• _WHAT IS ASKED_
Pick out the lines in the listing below that contain the word "this" and copy them.

• _Stored data_
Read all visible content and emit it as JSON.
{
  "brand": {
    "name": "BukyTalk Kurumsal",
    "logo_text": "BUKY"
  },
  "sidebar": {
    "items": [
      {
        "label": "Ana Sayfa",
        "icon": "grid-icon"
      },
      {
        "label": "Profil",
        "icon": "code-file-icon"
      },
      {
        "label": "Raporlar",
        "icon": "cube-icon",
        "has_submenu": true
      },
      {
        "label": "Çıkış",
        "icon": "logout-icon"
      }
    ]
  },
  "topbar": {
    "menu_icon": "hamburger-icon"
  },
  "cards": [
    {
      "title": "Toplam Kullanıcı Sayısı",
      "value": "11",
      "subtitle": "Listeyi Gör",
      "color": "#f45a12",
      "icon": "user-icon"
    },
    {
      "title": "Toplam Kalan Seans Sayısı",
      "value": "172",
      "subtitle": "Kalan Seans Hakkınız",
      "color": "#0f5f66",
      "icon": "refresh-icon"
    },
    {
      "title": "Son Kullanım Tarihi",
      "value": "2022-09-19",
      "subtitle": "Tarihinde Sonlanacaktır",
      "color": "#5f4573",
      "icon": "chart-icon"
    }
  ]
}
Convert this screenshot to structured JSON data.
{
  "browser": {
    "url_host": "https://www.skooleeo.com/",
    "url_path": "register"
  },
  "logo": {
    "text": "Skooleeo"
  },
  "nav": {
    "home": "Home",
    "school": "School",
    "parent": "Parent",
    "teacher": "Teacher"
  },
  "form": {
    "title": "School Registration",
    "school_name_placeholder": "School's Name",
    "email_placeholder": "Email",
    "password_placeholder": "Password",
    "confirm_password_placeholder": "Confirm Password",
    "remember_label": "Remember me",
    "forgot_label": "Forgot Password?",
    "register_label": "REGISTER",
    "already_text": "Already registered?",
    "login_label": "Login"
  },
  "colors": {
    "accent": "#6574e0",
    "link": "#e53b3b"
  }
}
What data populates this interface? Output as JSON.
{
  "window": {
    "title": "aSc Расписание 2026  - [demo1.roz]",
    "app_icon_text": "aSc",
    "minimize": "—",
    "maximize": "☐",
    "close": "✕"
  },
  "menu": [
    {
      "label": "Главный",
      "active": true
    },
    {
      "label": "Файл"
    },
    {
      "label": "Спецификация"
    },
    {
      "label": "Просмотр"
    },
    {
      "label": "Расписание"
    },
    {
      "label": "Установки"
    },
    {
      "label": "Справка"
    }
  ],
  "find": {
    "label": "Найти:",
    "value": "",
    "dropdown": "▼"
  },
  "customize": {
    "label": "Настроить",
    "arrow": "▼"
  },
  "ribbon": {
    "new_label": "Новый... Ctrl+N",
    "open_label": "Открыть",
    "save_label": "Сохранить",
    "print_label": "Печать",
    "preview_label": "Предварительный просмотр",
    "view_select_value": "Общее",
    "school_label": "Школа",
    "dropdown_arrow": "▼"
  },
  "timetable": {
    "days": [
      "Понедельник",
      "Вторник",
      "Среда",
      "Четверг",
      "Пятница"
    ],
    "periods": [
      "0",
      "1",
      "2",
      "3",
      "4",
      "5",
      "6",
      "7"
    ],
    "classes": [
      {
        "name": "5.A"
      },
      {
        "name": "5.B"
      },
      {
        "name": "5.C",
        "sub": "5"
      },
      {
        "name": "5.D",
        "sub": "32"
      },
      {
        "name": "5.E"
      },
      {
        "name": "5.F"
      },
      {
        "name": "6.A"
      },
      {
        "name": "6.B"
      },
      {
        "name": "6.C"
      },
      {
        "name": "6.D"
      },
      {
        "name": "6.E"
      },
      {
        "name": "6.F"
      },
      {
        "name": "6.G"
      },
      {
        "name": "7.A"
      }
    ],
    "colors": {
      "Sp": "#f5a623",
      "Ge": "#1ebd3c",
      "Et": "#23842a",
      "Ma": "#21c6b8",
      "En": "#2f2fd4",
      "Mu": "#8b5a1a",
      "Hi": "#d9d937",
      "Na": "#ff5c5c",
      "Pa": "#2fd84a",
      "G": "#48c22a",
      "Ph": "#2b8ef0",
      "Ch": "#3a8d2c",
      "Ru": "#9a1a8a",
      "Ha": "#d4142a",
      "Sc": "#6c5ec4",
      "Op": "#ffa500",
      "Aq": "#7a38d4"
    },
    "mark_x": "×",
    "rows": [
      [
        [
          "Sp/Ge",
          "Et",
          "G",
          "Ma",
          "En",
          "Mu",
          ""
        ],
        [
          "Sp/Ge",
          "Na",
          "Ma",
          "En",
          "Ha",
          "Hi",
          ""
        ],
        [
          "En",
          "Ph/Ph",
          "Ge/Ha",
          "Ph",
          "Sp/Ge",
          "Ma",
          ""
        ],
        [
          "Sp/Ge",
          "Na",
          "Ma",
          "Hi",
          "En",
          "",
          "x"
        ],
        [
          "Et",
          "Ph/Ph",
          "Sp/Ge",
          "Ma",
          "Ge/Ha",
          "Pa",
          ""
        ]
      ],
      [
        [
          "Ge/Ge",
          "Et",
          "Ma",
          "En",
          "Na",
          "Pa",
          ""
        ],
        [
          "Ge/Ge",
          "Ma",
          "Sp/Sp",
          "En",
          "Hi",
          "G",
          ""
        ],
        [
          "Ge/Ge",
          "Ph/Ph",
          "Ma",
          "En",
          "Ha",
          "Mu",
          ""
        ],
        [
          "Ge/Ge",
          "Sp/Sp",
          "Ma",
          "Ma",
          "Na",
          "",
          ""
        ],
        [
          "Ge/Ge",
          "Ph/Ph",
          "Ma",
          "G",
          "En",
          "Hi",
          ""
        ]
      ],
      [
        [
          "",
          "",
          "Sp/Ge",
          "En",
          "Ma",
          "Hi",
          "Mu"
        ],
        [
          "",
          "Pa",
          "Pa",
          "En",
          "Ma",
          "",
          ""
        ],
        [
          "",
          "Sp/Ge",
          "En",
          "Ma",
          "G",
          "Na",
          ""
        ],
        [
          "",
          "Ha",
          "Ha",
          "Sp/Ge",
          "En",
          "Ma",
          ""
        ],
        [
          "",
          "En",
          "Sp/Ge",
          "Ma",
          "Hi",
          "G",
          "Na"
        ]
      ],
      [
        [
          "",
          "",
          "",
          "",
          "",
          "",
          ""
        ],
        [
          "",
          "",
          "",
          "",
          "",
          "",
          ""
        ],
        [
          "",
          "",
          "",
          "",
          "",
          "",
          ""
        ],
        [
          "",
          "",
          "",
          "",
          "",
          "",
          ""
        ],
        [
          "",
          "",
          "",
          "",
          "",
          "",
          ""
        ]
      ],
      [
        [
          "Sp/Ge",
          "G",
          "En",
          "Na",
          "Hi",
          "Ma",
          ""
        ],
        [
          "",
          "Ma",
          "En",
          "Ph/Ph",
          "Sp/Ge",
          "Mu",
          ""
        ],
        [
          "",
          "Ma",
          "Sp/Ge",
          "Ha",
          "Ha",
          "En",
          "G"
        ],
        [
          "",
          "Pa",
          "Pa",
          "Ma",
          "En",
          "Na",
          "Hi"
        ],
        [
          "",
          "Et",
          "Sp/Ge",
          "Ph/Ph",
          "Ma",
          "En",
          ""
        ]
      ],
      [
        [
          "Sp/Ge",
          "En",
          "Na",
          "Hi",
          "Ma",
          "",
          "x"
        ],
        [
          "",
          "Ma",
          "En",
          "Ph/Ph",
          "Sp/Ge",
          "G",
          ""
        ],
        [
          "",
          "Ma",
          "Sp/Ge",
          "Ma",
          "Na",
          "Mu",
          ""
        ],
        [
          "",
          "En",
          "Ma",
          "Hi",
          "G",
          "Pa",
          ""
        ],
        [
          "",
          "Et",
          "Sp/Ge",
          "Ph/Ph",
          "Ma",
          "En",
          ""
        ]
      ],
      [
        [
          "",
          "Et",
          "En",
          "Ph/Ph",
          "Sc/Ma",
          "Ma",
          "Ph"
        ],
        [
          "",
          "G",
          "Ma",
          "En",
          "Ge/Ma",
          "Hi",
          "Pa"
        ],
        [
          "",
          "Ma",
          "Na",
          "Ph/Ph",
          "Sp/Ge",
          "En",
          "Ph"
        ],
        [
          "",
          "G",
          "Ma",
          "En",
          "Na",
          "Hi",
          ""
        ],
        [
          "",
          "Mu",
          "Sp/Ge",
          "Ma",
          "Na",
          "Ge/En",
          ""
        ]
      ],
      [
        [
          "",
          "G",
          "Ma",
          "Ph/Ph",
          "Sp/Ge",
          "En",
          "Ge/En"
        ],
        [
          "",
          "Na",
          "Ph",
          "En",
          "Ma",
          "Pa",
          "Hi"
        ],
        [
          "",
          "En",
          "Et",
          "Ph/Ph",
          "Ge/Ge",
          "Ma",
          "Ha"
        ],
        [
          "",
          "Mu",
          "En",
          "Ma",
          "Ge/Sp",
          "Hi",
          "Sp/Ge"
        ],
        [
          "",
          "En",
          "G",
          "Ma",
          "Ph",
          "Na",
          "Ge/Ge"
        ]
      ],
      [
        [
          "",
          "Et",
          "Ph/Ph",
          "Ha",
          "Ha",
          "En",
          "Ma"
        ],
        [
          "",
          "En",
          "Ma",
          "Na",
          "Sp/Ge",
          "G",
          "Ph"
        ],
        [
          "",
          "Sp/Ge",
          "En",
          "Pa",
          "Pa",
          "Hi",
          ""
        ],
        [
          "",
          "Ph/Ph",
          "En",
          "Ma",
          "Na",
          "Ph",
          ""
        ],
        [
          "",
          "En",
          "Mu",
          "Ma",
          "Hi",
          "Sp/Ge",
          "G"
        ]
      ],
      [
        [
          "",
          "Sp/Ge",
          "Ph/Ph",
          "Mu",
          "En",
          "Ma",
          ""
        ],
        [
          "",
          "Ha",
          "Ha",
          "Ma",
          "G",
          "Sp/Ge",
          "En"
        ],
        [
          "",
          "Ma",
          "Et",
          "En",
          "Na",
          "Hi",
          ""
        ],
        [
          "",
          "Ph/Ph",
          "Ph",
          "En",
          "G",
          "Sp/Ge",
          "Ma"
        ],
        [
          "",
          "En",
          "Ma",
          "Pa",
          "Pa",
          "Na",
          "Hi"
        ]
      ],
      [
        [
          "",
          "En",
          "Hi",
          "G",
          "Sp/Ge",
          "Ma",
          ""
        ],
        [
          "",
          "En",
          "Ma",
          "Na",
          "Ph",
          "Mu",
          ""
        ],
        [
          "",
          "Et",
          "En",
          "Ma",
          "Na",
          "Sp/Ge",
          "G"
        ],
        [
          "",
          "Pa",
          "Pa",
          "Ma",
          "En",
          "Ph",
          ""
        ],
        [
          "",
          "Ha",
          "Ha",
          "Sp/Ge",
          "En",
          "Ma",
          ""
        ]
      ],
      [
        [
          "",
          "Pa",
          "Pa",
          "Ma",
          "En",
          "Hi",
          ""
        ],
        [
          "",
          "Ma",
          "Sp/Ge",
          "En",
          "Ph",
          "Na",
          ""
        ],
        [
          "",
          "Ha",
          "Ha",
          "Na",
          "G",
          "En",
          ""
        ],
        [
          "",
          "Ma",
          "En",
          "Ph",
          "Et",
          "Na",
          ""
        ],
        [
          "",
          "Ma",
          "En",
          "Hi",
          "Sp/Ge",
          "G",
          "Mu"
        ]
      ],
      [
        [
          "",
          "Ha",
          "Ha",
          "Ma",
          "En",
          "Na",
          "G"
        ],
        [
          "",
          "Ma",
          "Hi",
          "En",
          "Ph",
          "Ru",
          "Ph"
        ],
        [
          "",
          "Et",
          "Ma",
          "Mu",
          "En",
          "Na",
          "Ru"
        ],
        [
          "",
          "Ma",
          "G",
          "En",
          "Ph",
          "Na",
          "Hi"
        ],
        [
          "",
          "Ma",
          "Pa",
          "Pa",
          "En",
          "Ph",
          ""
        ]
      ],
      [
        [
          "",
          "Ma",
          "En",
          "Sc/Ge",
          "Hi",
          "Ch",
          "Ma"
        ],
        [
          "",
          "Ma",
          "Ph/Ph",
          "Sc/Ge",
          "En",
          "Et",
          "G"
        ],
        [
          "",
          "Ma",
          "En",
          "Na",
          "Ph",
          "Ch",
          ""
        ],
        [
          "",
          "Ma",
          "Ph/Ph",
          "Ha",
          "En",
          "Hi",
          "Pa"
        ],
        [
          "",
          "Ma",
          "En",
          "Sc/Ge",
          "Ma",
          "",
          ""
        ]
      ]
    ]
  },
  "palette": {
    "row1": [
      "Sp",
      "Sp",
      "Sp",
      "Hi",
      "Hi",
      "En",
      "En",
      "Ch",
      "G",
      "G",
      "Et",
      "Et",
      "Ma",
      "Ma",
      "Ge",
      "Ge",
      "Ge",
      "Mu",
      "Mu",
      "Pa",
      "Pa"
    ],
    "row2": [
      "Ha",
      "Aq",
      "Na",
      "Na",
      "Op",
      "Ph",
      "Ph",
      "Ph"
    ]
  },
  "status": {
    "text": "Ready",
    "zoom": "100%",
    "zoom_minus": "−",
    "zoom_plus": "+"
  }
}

• _EXERCISE OUTPUT_
Convert this screenshot to structured JSON data.
What data populates this interface? Output as JSON.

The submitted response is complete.